WRITTEN PROBLEM:
Give only the number of lines below that contain the word "район".

<<<<

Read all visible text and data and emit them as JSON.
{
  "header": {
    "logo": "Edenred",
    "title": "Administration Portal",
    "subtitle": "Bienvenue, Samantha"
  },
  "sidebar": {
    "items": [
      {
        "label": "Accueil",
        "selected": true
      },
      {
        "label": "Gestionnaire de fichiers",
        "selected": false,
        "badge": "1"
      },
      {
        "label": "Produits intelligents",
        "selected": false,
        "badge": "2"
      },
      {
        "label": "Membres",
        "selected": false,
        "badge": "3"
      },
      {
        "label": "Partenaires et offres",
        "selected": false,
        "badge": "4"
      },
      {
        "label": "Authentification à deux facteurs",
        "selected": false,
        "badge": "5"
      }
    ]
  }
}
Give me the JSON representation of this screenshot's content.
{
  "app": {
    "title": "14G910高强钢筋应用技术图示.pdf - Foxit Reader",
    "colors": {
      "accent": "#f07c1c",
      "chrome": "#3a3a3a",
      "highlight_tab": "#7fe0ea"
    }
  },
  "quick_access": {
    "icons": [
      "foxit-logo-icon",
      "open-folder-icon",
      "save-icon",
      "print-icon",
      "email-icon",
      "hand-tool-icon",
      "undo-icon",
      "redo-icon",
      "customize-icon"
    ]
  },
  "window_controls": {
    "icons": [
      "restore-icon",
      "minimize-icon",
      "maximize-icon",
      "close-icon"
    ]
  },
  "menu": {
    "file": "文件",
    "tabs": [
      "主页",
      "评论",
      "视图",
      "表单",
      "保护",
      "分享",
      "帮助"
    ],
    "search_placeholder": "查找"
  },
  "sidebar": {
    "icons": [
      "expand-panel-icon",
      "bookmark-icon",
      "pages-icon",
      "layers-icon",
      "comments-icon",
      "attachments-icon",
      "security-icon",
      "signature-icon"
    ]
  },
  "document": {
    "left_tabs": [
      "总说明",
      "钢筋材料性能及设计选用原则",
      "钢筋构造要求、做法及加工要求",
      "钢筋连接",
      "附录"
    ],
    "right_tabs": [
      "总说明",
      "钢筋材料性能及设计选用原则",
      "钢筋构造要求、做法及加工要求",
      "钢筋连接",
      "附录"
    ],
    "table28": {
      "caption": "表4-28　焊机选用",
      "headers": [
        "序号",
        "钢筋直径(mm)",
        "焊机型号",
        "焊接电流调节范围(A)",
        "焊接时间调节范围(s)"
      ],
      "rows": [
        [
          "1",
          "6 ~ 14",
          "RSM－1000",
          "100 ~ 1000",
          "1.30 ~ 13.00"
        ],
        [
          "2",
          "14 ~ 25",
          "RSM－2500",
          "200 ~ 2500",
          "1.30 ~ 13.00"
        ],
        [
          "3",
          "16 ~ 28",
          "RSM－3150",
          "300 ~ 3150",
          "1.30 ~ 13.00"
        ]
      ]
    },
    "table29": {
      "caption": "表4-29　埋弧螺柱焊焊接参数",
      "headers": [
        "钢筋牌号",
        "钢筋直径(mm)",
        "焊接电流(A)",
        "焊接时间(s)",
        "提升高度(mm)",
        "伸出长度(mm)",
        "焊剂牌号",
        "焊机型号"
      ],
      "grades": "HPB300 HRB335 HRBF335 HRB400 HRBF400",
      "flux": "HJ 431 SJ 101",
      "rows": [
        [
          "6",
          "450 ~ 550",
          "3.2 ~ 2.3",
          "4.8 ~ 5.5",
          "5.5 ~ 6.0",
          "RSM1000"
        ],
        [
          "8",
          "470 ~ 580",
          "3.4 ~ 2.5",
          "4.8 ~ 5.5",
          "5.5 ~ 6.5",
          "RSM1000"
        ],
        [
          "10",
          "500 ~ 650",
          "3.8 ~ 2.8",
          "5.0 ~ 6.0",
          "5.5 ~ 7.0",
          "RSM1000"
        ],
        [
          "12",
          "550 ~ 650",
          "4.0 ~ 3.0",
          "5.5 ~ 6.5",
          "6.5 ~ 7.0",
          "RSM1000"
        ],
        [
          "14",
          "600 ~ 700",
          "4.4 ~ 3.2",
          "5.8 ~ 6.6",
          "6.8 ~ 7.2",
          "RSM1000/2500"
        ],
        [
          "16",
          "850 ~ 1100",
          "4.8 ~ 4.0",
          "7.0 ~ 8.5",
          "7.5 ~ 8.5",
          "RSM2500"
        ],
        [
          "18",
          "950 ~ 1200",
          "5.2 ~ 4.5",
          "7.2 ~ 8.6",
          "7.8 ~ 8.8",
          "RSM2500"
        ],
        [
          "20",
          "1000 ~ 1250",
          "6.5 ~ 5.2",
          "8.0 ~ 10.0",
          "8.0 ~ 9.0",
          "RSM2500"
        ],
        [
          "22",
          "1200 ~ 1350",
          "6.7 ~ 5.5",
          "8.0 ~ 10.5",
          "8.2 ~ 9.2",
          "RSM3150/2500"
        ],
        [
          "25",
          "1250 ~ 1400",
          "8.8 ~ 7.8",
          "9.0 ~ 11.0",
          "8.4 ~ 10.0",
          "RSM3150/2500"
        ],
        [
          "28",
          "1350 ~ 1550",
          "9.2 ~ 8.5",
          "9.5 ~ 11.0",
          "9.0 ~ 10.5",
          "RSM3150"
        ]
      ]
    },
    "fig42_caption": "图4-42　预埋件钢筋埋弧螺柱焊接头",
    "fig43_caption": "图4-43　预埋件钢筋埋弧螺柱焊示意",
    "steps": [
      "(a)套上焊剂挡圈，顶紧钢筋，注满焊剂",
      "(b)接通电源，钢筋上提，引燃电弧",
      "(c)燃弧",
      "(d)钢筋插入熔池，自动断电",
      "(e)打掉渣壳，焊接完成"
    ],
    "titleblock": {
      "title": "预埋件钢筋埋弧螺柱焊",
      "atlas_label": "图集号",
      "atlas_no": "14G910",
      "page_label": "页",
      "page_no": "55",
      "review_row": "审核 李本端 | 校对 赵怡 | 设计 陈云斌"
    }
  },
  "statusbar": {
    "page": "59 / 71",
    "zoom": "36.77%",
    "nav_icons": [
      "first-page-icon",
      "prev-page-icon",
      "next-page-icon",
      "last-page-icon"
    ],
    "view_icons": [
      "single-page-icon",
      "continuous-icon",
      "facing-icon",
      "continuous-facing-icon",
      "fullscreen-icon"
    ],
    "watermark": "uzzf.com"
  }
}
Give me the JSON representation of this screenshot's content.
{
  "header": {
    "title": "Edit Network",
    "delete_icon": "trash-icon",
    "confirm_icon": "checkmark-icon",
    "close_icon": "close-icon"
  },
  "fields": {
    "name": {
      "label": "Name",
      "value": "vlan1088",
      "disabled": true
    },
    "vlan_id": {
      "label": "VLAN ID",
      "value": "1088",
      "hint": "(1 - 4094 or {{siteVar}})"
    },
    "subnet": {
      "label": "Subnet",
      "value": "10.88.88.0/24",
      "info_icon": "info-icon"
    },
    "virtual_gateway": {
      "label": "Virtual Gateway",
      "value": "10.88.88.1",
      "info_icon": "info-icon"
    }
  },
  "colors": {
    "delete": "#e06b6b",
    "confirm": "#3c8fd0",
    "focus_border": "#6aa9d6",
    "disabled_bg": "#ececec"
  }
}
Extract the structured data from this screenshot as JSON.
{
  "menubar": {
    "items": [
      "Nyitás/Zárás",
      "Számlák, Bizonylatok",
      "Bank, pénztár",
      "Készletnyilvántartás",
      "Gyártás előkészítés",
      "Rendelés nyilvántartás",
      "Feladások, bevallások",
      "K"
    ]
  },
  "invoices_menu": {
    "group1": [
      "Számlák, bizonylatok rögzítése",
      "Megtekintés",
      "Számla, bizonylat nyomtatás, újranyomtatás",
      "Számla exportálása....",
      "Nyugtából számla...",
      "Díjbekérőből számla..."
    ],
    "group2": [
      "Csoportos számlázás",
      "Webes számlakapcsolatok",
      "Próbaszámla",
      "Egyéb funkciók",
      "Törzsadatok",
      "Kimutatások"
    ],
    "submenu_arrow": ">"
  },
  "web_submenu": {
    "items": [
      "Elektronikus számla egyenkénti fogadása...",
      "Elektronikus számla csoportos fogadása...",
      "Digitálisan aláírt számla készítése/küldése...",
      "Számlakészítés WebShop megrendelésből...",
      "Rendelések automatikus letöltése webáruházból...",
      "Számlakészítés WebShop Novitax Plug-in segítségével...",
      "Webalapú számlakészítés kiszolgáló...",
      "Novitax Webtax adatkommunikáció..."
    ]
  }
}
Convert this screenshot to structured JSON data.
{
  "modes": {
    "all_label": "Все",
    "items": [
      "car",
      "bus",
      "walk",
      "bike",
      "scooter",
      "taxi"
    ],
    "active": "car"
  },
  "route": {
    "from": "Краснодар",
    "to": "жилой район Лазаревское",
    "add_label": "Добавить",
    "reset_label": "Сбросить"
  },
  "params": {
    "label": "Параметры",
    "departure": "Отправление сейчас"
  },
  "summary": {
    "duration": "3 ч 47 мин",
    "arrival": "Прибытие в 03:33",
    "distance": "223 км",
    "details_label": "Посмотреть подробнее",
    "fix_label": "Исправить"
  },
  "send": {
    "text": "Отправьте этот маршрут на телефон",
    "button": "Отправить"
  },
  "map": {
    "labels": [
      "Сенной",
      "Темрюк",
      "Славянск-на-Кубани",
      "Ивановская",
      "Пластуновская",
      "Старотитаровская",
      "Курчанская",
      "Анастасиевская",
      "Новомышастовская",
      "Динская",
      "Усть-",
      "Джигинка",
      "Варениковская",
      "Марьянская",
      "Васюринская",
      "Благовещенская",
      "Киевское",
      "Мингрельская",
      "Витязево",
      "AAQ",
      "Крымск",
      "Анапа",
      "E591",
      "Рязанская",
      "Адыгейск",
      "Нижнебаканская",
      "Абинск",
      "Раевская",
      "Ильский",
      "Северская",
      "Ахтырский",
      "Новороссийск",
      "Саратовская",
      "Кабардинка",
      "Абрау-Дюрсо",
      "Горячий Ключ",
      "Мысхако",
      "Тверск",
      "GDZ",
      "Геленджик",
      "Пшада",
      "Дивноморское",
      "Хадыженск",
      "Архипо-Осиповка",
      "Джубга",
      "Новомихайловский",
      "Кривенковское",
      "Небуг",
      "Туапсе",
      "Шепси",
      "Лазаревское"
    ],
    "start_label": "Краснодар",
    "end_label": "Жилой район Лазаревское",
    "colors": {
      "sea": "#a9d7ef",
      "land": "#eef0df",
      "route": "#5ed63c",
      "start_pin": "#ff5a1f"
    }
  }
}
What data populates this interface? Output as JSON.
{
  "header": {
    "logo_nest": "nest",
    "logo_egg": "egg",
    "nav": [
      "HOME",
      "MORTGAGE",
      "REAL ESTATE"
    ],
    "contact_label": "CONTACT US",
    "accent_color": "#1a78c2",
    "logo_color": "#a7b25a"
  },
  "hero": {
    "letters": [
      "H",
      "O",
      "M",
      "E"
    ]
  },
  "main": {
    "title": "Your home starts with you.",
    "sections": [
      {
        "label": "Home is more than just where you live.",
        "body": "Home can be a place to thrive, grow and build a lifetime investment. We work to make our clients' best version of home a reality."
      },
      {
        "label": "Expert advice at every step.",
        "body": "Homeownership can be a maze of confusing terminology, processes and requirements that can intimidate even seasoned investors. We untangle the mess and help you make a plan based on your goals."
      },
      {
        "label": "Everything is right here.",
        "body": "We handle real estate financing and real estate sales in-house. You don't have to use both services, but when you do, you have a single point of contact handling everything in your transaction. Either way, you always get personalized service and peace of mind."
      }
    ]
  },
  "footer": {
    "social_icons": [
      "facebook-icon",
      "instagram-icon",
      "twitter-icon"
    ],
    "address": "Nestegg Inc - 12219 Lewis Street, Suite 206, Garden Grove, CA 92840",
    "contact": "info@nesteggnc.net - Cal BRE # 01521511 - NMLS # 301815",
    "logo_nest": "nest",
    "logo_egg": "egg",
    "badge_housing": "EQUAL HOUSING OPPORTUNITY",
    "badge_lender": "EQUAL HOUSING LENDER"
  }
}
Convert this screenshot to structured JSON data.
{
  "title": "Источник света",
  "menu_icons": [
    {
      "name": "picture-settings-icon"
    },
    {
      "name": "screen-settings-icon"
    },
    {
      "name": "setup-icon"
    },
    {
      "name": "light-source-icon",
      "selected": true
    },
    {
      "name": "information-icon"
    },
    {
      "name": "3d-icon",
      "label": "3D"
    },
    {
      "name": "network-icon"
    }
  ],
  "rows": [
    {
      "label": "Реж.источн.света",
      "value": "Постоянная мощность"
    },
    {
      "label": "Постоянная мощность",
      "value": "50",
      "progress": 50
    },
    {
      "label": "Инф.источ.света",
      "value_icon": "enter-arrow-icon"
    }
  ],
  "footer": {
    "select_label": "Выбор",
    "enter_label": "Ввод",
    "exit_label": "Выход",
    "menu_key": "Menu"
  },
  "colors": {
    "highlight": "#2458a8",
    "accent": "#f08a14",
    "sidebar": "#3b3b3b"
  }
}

>>>>

ANSWER TO THIS TASK:
2